Written problem ▸ Pull every line holding the string "cegieł" from the records below.

Data entries:

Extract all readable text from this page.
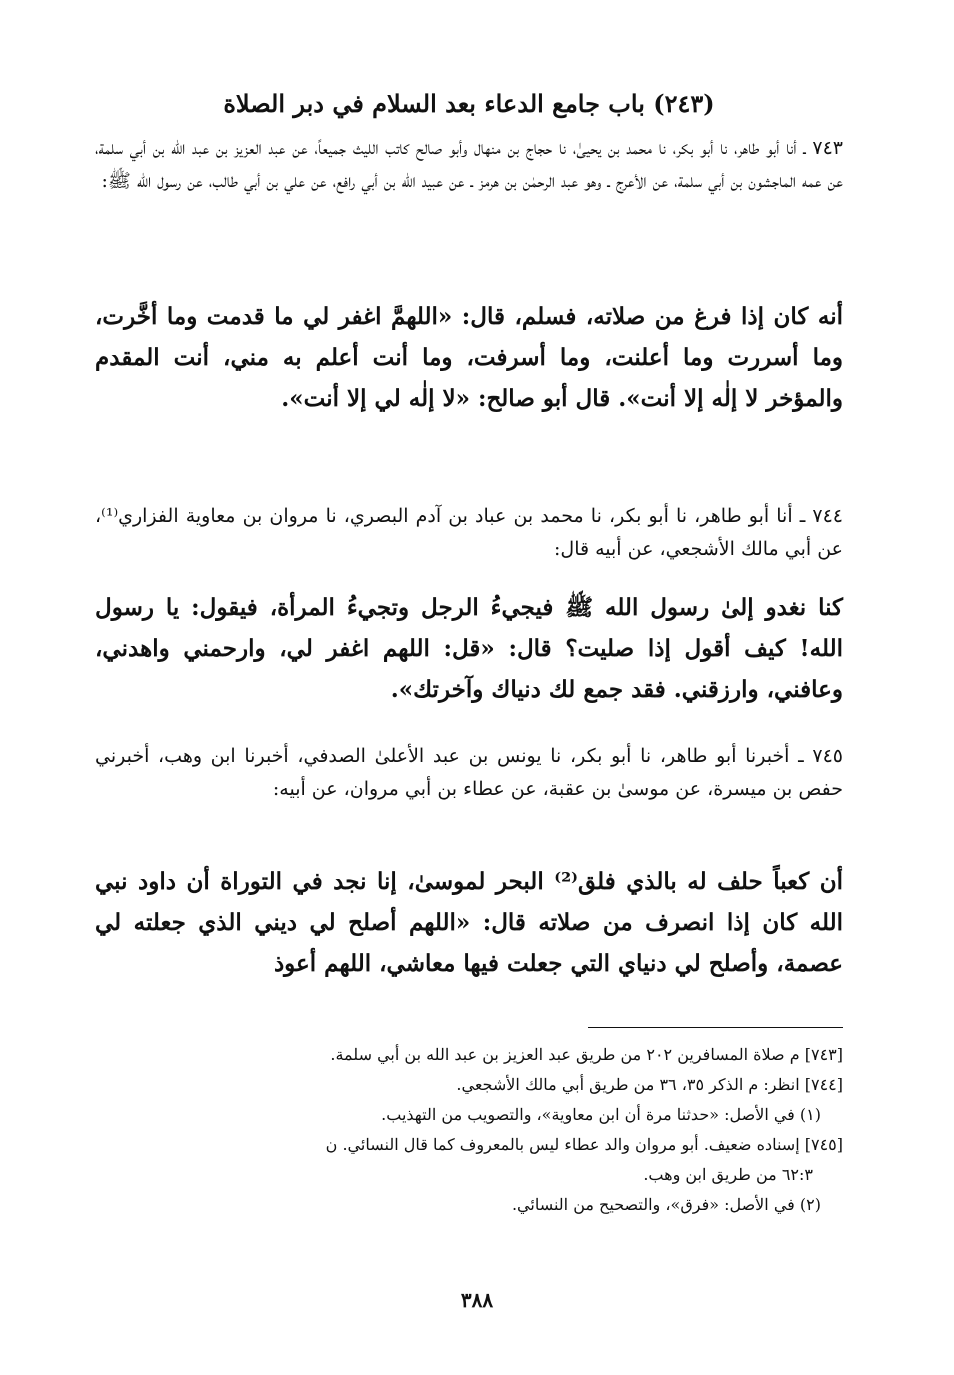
(٢٤٣) باب جامع الدعاء بعد السلام في دبر الصلاة
٧٤٣ ـ أنا أبو طاهر، نا أبو بكر، نا محمد بن يحيىٰ، نا حجاج بن منهال وأبو صالح كاتب الليث جميعاً، عن عبد العزيز بن عبد الله بن أبي سلمة، عن عمه الماجشون بن أبي سلمة، عن الأعرج ـ وهو عبد الرحمٰن بن هرمز ـ عن عبيد الله بن أبي رافع، عن علي بن أبي طالب، عن رسول الله ﷺ:
أنه كان إذا فرغ من صلاته، فسلم، قال: «اللهمَّ اغفر لي ما قدمت وما أخَّرت، وما أسررت وما أعلنت، وما أسرفت، وما أنت أعلم به مني، أنت المقدم والمؤخر لا إلٰه إلا أنت». قال أبو صالح: «لا إلٰه لي إلا أنت».
٧٤٤ ـ أنا أبو طاهر، نا أبو بكر، نا محمد بن عباد بن آدم البصري، نا مروان بن معاوية الفزاري⁽¹⁾، عن أبي مالك الأشجعي، عن أبيه قال:
كنا نغدو إلىٰ رسول الله ﷺ فيجيءُ الرجل وتجيءُ المرأة، فيقول: يا رسول الله! كيف أقول إذا صليت؟ قال: «قل: اللهم اغفر لي، وارحمني واهدني، وعافني، وارزقني. فقد جمع لك دنياك وآخرتك».
٧٤٥ ـ أخبرنا أبو طاهر، نا أبو بكر، نا يونس بن عبد الأعلىٰ الصدفي، أخبرنا ابن وهب، أخبرني حفص بن ميسرة، عن موسىٰ بن عقبة، عن عطاء بن أبي مروان، عن أبيه:
أن كعباً حلف له بالذي فلق⁽²⁾ البحر لموسىٰ، إنا نجد في التوراة أن داود نبي الله كان إذا انصرف من صلاته قال: «اللهم أصلح لي ديني الذي جعلته لي عصمة، وأصلح لي دنياي التي جعلت فيها معاشي، اللهم أعوذ
[٧٤٣] م صلاة المسافرين ٢٠٢ من طريق عبد العزيز بن عبد الله بن أبي سلمة.
[٧٤٤] انظر: م الذكر ٣٥، ٣٦ من طريق أبي مالك الأشجعي.
(١) في الأصل: «حدثنا مرة أن ابن معاوية»، والتصويب من التهذيب.
[٧٤٥] إسناده ضعيف. أبو مروان والد عطاء ليس بالمعروف كما قال النسائي. ن
٦٢:٣ من طريق ابن وهب.
(٢) في الأصل: «فرق»، والتصحيح من النسائي.
٣٨٨
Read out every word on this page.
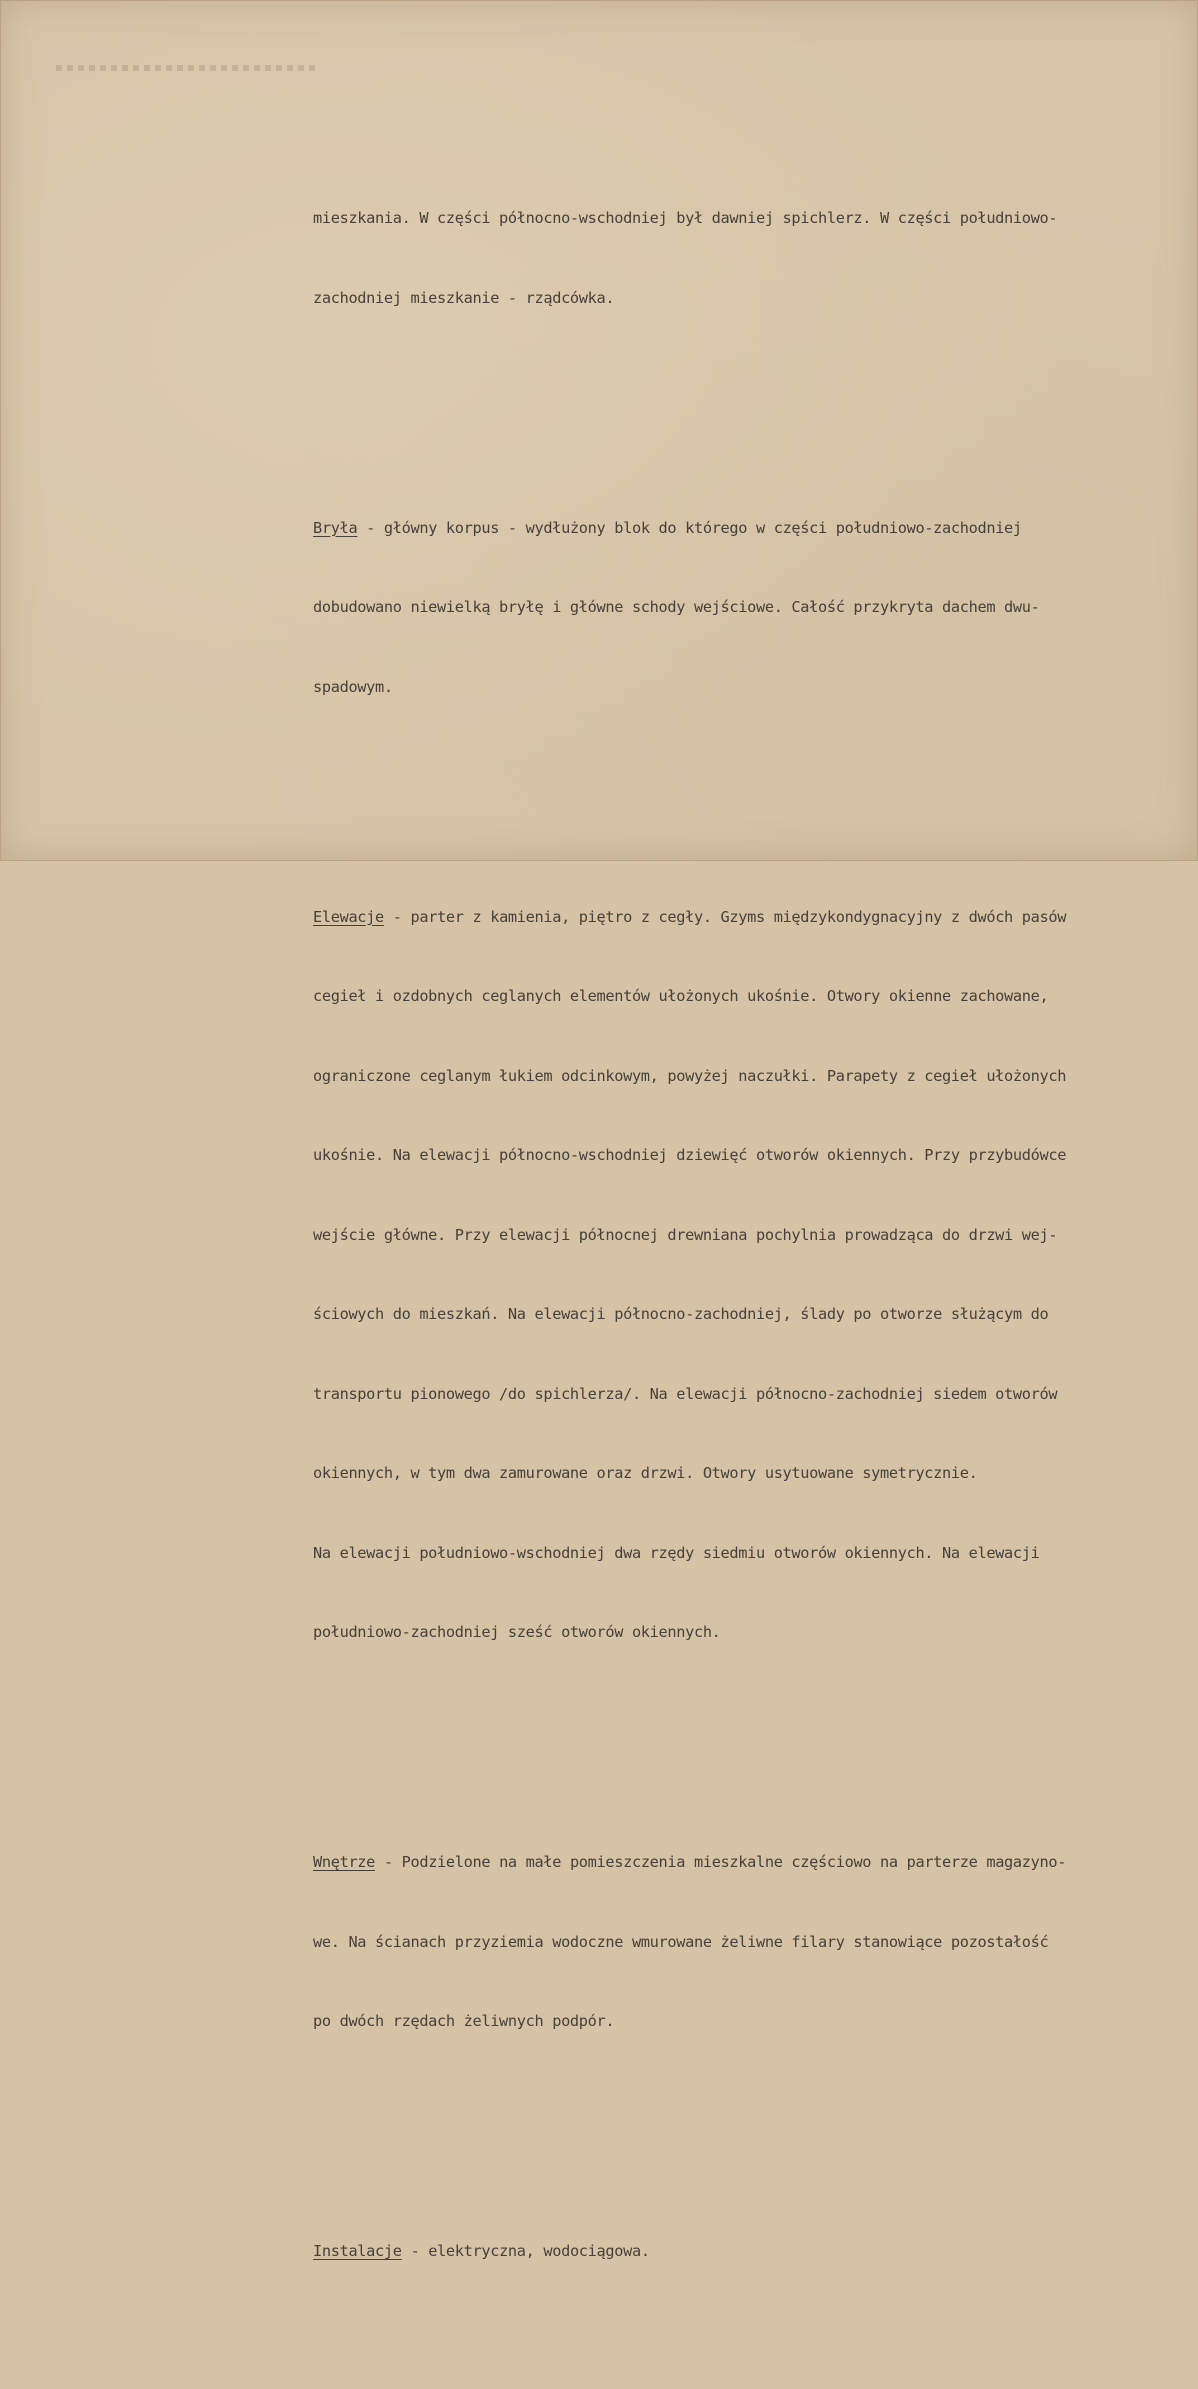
mieszkania. W części północno-wschodniej był dawniej spichlerz. W części południowo-

zachodniej mieszkanie - rządcówka.

Bryła - główny korpus - wydłużony blok do którego w części południowo-zachodniej

dobudowano niewielką bryłę i główne schody wejściowe. Całość przykryta dachem dwu-

spadowym.

Elewacje - parter z kamienia, piętro z cegły. Gzyms międzykondygnacyjny z dwóch pasów

cegieł i ozdobnych ceglanych elementów ułożonych ukośnie. Otwory okienne zachowane,

ograniczone ceglanym łukiem odcinkowym, powyżej naczułki. Parapety z cegieł ułożonych

ukośnie. Na elewacji północno-wschodniej dziewięć otworów okiennych. Przy przybudówce

wejście główne. Przy elewacji północnej drewniana pochylnia prowadząca do drzwi wej-

ściowych do mieszkań. Na elewacji północno-zachodniej, ślady po otworze służącym do

transportu pionowego /do spichlerza/. Na elewacji północno-zachodniej siedem otworów

okiennych, w tym dwa zamurowane oraz drzwi. Otwory usytuowane symetrycznie.

Na elewacji południowo-wschodniej dwa rzędy siedmiu otworów okiennych. Na elewacji

południowo-zachodniej sześć otworów okiennych.

Wnętrze - Podzielone na małe pomieszczenia mieszkalne częściowo na parterze magazyno-

we. Na ścianach przyziemia wodoczne wmurowane żeliwne filary stanowiące pozostałość

po dwóch rzędach żeliwnych podpór.

Instalacje - elektryczna, wodociągowa.
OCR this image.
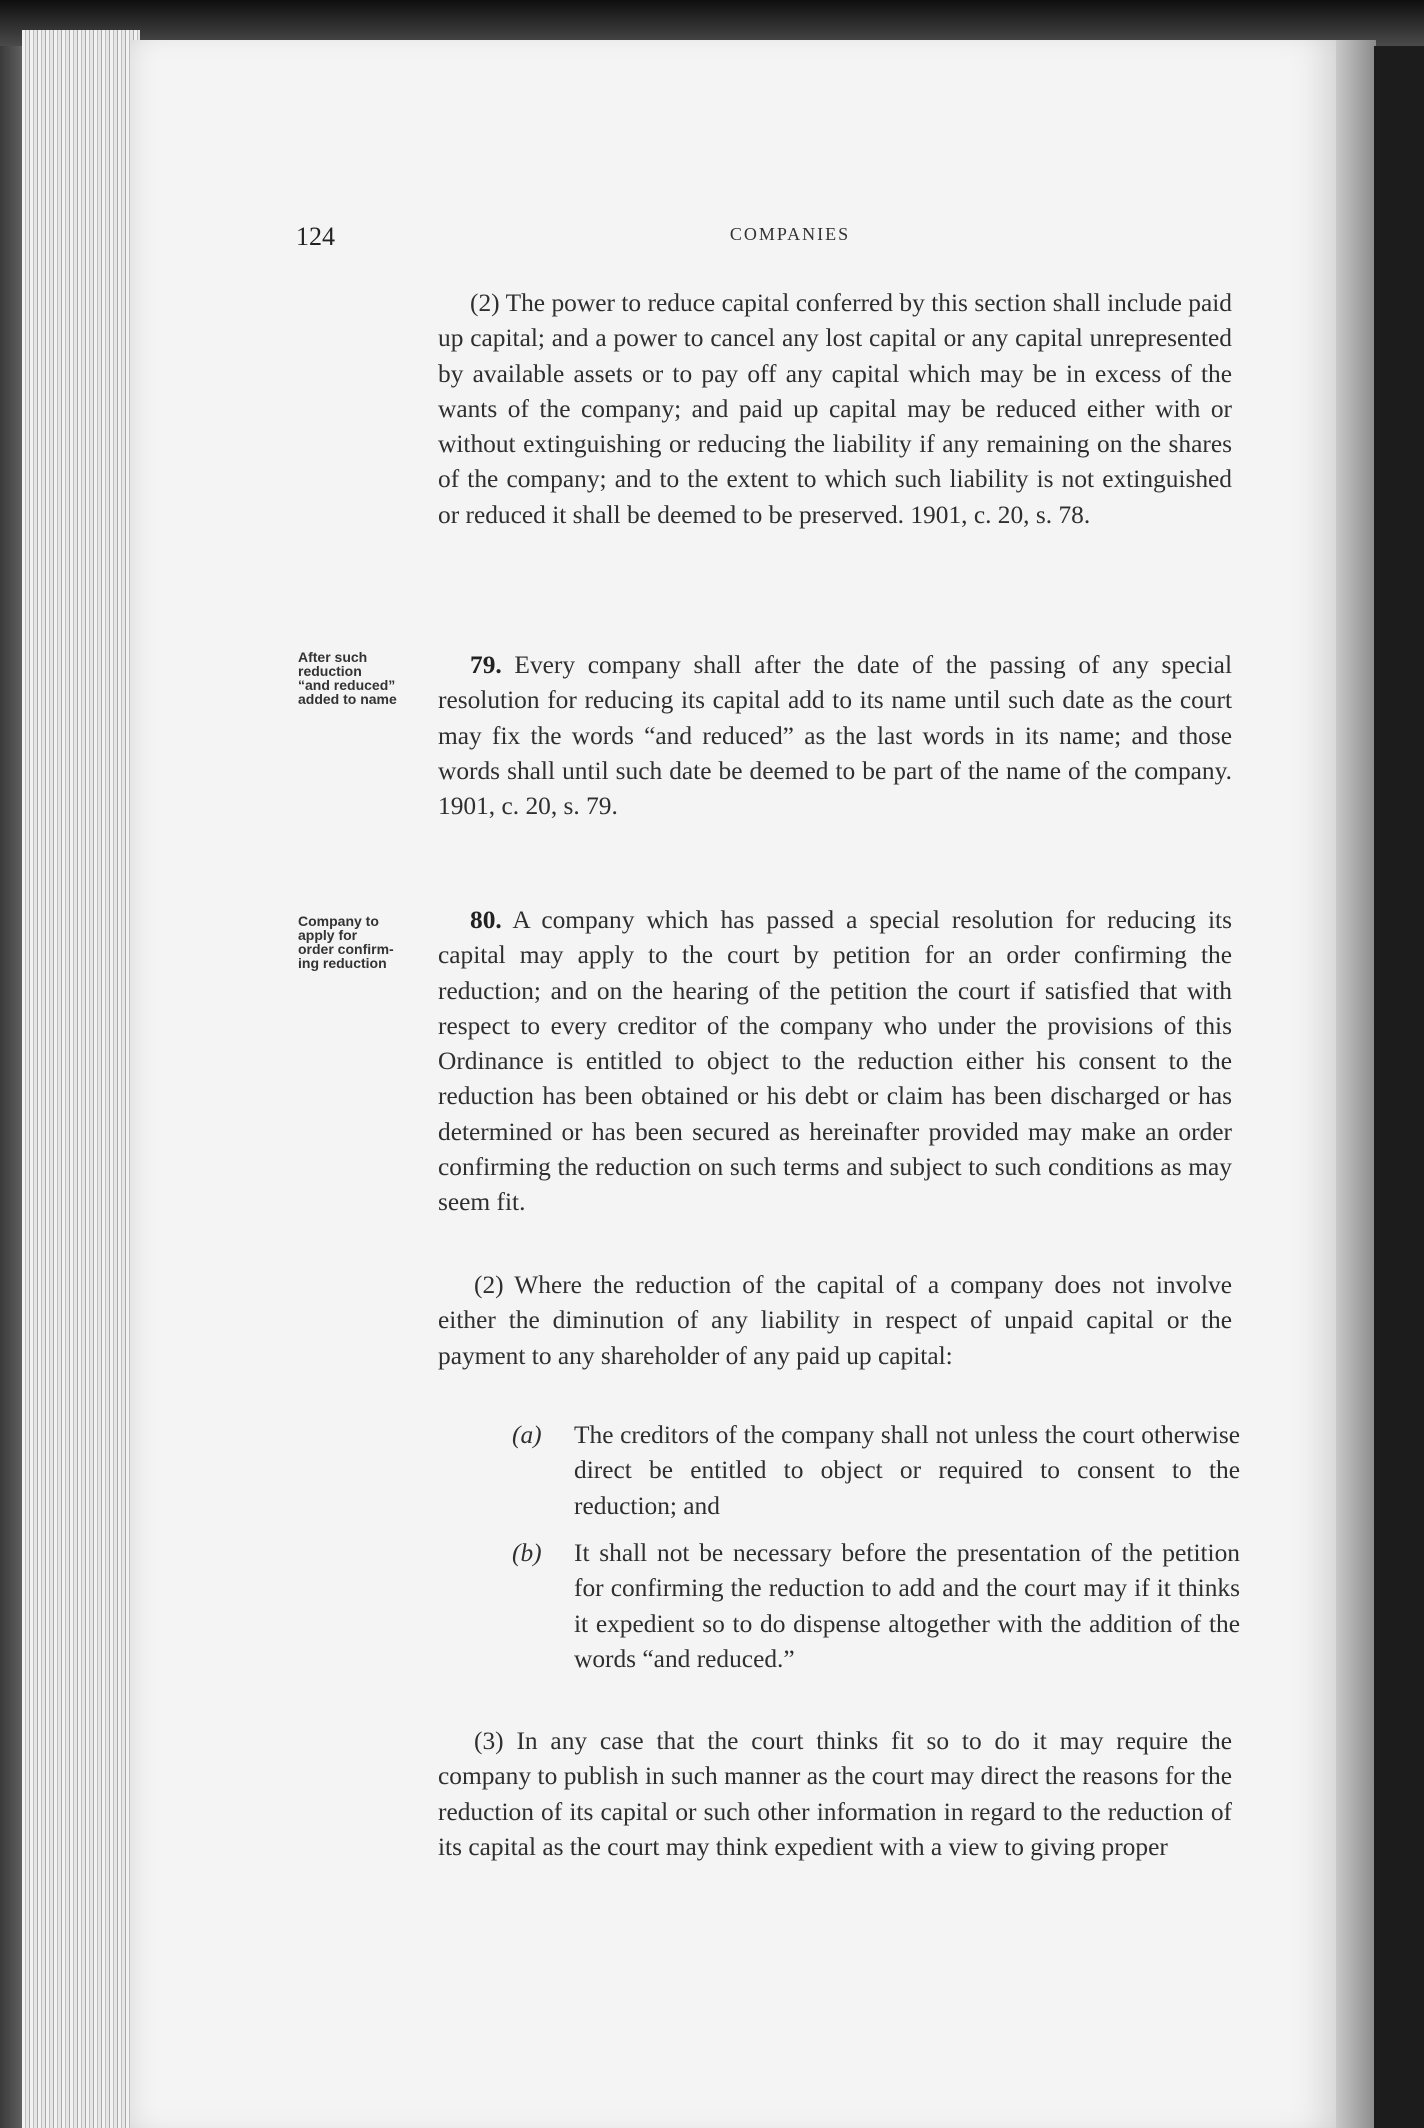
124	COMPANIES

(2) The power to reduce capital conferred by this section shall include paid up capital; and a power to cancel any lost capital or any capital unrepresented by available assets or to pay off any capital which may be in excess of the wants of the company; and paid up capital may be reduced either with or without extinguishing or reducing the liability if any remaining on the shares of the company; and to the extent to which such liability is not extinguished or reduced it shall be deemed to be preserved. 1901, c. 20, s. 78.

After such
reduction
“and reduced”
added to name

79. Every company shall after the date of the passing of any special resolution for reducing its capital add to its name until such date as the court may fix the words “and reduced” as the last words in its name; and those words shall until such date be deemed to be part of the name of the company. 1901, c. 20, s. 79.

Company to
apply for
order confirm-
ing reduction

80. A company which has passed a special resolution for reducing its capital may apply to the court by petition for an order confirming the reduction; and on the hearing of the petition the court if satisfied that with respect to every creditor of the company who under the provisions of this Ordinance is entitled to object to the reduction either his consent to the reduction has been obtained or his debt or claim has been discharged or has determined or has been secured as hereinafter provided may make an order confirming the reduction on such terms and subject to such conditions as may seem fit.

(2) Where the reduction of the capital of a company does not involve either the diminution of any liability in respect of unpaid capital or the payment to any shareholder of any paid up capital:

(a) The creditors of the company shall not unless the court otherwise direct be entitled to object or required to consent to the reduction; and
(b) It shall not be necessary before the presentation of the petition for confirming the reduction to add and the court may if it thinks it expedient so to do dispense altogether with the addition of the words “and reduced.”

(3) In any case that the court thinks fit so to do it may require the company to publish in such manner as the court may direct the reasons for the reduction of its capital or such other information in regard to the reduction of its capital as the court may think expedient with a view to giving proper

Solution ▸
cegieł i ozdobnych ceglanych elementów ułożonych ukośnie. Otwory okienne zachowane,
ograniczone ceglanym łukiem odcinkowym, powyżej naczułki. Parapety z cegieł ułożonych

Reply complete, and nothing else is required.